--- START ---

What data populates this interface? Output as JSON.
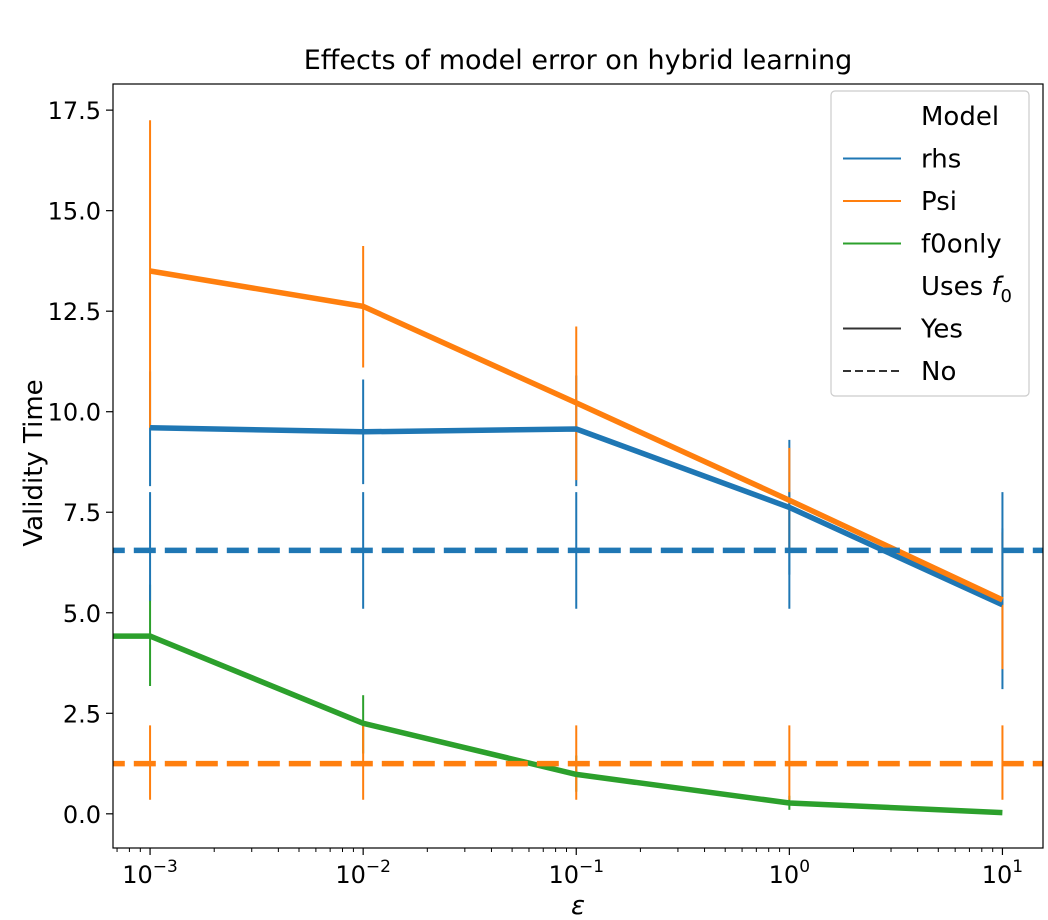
{
  "chart_data": {
    "type": "line",
    "title": "Effects of model error on hybrid learning",
    "xlabel": "ε",
    "ylabel": "Validity Time",
    "xscale": "log",
    "xlim": [
      0.00067,
      15.5
    ],
    "ylim": [
      -0.85,
      18.15
    ],
    "x": [
      0.001,
      0.01,
      0.1,
      1,
      10
    ],
    "x_tick_labels": [
      {
        "value": 0.001,
        "base": "10",
        "exp": "−3"
      },
      {
        "value": 0.01,
        "base": "10",
        "exp": "−2"
      },
      {
        "value": 0.1,
        "base": "10",
        "exp": "−1"
      },
      {
        "value": 1,
        "base": "10",
        "exp": "0"
      },
      {
        "value": 10,
        "base": "10",
        "exp": "1"
      }
    ],
    "y_ticks": [
      0.0,
      2.5,
      5.0,
      7.5,
      10.0,
      12.5,
      15.0,
      17.5
    ],
    "y_tick_labels": [
      "0.0",
      "2.5",
      "5.0",
      "7.5",
      "10.0",
      "12.5",
      "15.0",
      "17.5"
    ],
    "series": [
      {
        "name": "rhs",
        "color": "#1f77b4",
        "style": "solid",
        "x": [
          0.001,
          0.01,
          0.1,
          1,
          10
        ],
        "values": [
          9.6,
          9.5,
          9.57,
          7.62,
          5.2
        ],
        "err_low": [
          8.15,
          8.2,
          8.15,
          5.95,
          3.1
        ],
        "err_high": [
          11.0,
          10.8,
          10.9,
          9.3,
          7.1
        ]
      },
      {
        "name": "Psi",
        "color": "#ff7f0e",
        "style": "solid",
        "x": [
          0.001,
          0.01,
          0.1,
          1,
          10
        ],
        "values": [
          13.5,
          12.62,
          10.22,
          7.8,
          5.32
        ],
        "err_low": [
          9.6,
          11.1,
          8.3,
          6.6,
          3.6
        ],
        "err_high": [
          17.25,
          14.12,
          12.12,
          9.1,
          7.0
        ]
      },
      {
        "name": "f0only",
        "color": "#2ca02c",
        "style": "solid",
        "x": [
          0.0006,
          0.001,
          0.01,
          0.1,
          1,
          10
        ],
        "values": [
          4.42,
          4.42,
          2.25,
          0.98,
          0.27,
          0.03
        ],
        "err_low": [
          null,
          3.18,
          1.5,
          0.55,
          0.1,
          null
        ],
        "err_high": [
          null,
          5.7,
          2.95,
          1.45,
          0.45,
          null
        ]
      },
      {
        "name": "rhs (no f0)",
        "color": "#1f77b4",
        "style": "dashed",
        "x": [
          0.0006,
          15.5
        ],
        "values": [
          6.55,
          6.55
        ],
        "err_x": [
          0.001,
          0.01,
          0.1,
          1,
          10
        ],
        "err_low": [
          5.3,
          5.1,
          5.1,
          5.1,
          5.2
        ],
        "err_high": [
          8.0,
          8.0,
          8.0,
          8.0,
          8.0
        ]
      },
      {
        "name": "Psi (no f0)",
        "color": "#ff7f0e",
        "style": "dashed",
        "x": [
          0.0006,
          15.5
        ],
        "values": [
          1.25,
          1.25
        ],
        "err_x": [
          0.001,
          0.01,
          0.1,
          1,
          10
        ],
        "err_low": [
          0.35,
          0.35,
          0.35,
          0.35,
          0.35
        ],
        "err_high": [
          2.2,
          2.2,
          2.2,
          2.2,
          2.2
        ]
      }
    ],
    "legend": {
      "placement": "top-right",
      "items": [
        {
          "kind": "header",
          "label": "Model"
        },
        {
          "kind": "line",
          "label": "rhs",
          "color": "#1f77b4",
          "style": "solid"
        },
        {
          "kind": "line",
          "label": "Psi",
          "color": "#ff7f0e",
          "style": "solid"
        },
        {
          "kind": "line",
          "label": "f0only",
          "color": "#2ca02c",
          "style": "solid"
        },
        {
          "kind": "header",
          "label": "Uses ",
          "math": "f",
          "sub": "0"
        },
        {
          "kind": "line",
          "label": "Yes",
          "color": "#333333",
          "style": "solid"
        },
        {
          "kind": "line",
          "label": "No",
          "color": "#333333",
          "style": "dashed"
        }
      ]
    }
  }
}
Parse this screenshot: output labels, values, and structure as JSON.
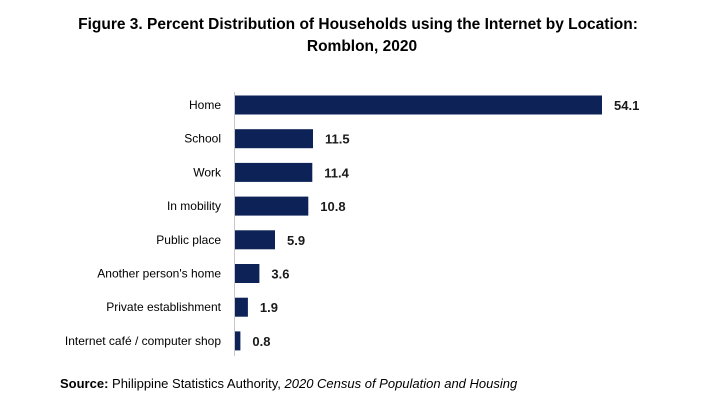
{
  "title_line1": "Figure 3. Percent Distribution of Households using the Internet by Location:",
  "title_line2": "Romblon, 2020",
  "source_label": "Source:",
  "source_org": "Philippine Statistics Authority,",
  "source_pub": "2020 Census of Population and Housing",
  "colors": {
    "bar": "#0d2257"
  },
  "chart_data": {
    "type": "bar",
    "orientation": "horizontal",
    "categories": [
      "Home",
      "School",
      "Work",
      "In mobility",
      "Public place",
      "Another person's home",
      "Private establishment",
      "Internet café / computer shop"
    ],
    "values": [
      54.1,
      11.5,
      11.4,
      10.8,
      5.9,
      3.6,
      1.9,
      0.8
    ],
    "value_labels": [
      "54.1",
      "11.5",
      "11.4",
      "10.8",
      "5.9",
      "3.6",
      "1.9",
      "0.8"
    ],
    "title": "Figure 3. Percent Distribution of Households using the Internet by Location: Romblon, 2020",
    "xlabel": "",
    "ylabel": "",
    "xlim": [
      0,
      54.1
    ],
    "grid": false,
    "legend": "none"
  }
}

--- END ---

Written exercise:
Leave images out of the retyped records; keep all else exact.

Response below:
What data populates this interface? Output as JSON.
{
  "chart_data": {
    "type": "line",
    "title": "Effects of model error on hybrid learning",
    "xlabel": "ε",
    "ylabel": "Validity Time",
    "xscale": "log",
    "xlim": [
      0.00067,
      15.5
    ],
    "ylim": [
      -0.85,
      18.15
    ],
    "x": [
      0.001,
      0.01,
      0.1,
      1,
      10
    ],
    "x_tick_labels": [
      {
        "value": 0.001,
        "base": "10",
        "exp": "−3"
      },
      {
        "value": 0.01,
        "base": "10",
        "exp": "−2"
      },
      {
        "value": 0.1,
        "base": "10",
        "exp": "−1"
      },
      {
        "value": 1,
        "base": "10",
        "exp": "0"
      },
      {
        "value": 10,
        "base": "10",
        "exp": "1"
      }
    ],
    "y_ticks": [
      0.0,
      2.5,
      5.0,
      7.5,
      10.0,
      12.5,
      15.0,
      17.5
    ],
    "y_tick_labels": [
      "0.0",
      "2.5",
      "5.0",
      "7.5",
      "10.0",
      "12.5",
      "15.0",
      "17.5"
    ],
    "series": [
      {
        "name": "rhs",
        "color": "#1f77b4",
        "style": "solid",
        "x": [
          0.001,
          0.01,
          0.1,
          1,
          10
        ],
        "values": [
          9.6,
          9.5,
          9.57,
          7.62,
          5.2
        ],
        "err_low": [
          8.15,
          8.2,
          8.15,
          5.95,
          3.1
        ],
        "err_high": [
          11.0,
          10.8,
          10.9,
          9.3,
          7.1
        ]
      },
      {
        "name": "Psi",
        "color": "#ff7f0e",
        "style": "solid",
        "x": [
          0.001,
          0.01,
          0.1,
          1,
          10
        ],
        "values": [
          13.5,
          12.62,
          10.22,
          7.8,
          5.32
        ],
        "err_low": [
          9.6,
          11.1,
          8.3,
          6.6,
          3.6
        ],
        "err_high": [
          17.25,
          14.12,
          12.12,
          9.1,
          7.0
        ]
      },
      {
        "name": "f0only",
        "color": "#2ca02c",
        "style": "solid",
        "x": [
          0.0006,
          0.001,
          0.01,
          0.1,
          1,
          10
        ],
        "values": [
          4.42,
          4.42,
          2.25,
          0.98,
          0.27,
          0.03
        ],
        "err_low": [
          null,
          3.18,
          1.5,
          0.55,
          0.1,
          null
        ],
        "err_high": [
          null,
          5.7,
          2.95,
          1.45,
          0.45,
          null
        ]
      },
      {
        "name": "rhs (no f0)",
        "color": "#1f77b4",
        "style": "dashed",
        "x": [
          0.0006,
          15.5
        ],
        "values": [
          6.55,
          6.55
        ],
        "err_x": [
          0.001,
          0.01,
          0.1,
          1,
          10
        ],
        "err_low": [
          5.3,
          5.1,
          5.1,
          5.1,
          5.2
        ],
        "err_high": [
          8.0,
          8.0,
          8.0,
          8.0,
          8.0
        ]
      },
      {
        "name": "Psi (no f0)",
        "color": "#ff7f0e",
        "style": "dashed",
        "x": [
          0.0006,
          15.5
        ],
        "values": [
          1.25,
          1.25
        ],
        "err_x": [
          0.001,
          0.01,
          0.1,
          1,
          10
        ],
        "err_low": [
          0.35,
          0.35,
          0.35,
          0.35,
          0.35
        ],
        "err_high": [
          2.2,
          2.2,
          2.2,
          2.2,
          2.2
        ]
      }
    ],
    "legend": {
      "placement": "top-right",
      "items": [
        {
          "kind": "header",
          "label": "Model"
        },
        {
          "kind": "line",
          "label": "rhs",
          "color": "#1f77b4",
          "style": "solid"
        },
        {
          "kind": "line",
          "label": "Psi",
          "color": "#ff7f0e",
          "style": "solid"
        },
        {
          "kind": "line",
          "label": "f0only",
          "color": "#2ca02c",
          "style": "solid"
        },
        {
          "kind": "header",
          "label": "Uses ",
          "math": "f",
          "sub": "0"
        },
        {
          "kind": "line",
          "label": "Yes",
          "color": "#333333",
          "style": "solid"
        },
        {
          "kind": "line",
          "label": "No",
          "color": "#333333",
          "style": "dashed"
        }
      ]
    }
  }
}
Parse this screenshot: output labels, values, and structure as JSON.
{
  "title_line1": "Figure 3. Percent Distribution of Households using the Internet by Location:",
  "title_line2": "Romblon, 2020",
  "source_label": "Source:",
  "source_org": "Philippine Statistics Authority,",
  "source_pub": "2020 Census of Population and Housing",
  "colors": {
    "bar": "#0d2257"
  },
  "chart_data": {
    "type": "bar",
    "orientation": "horizontal",
    "categories": [
      "Home",
      "School",
      "Work",
      "In mobility",
      "Public place",
      "Another person's home",
      "Private establishment",
      "Internet café / computer shop"
    ],
    "values": [
      54.1,
      11.5,
      11.4,
      10.8,
      5.9,
      3.6,
      1.9,
      0.8
    ],
    "value_labels": [
      "54.1",
      "11.5",
      "11.4",
      "10.8",
      "5.9",
      "3.6",
      "1.9",
      "0.8"
    ],
    "title": "Figure 3. Percent Distribution of Households using the Internet by Location: Romblon, 2020",
    "xlabel": "",
    "ylabel": "",
    "xlim": [
      0,
      54.1
    ],
    "grid": false,
    "legend": "none"
  }
}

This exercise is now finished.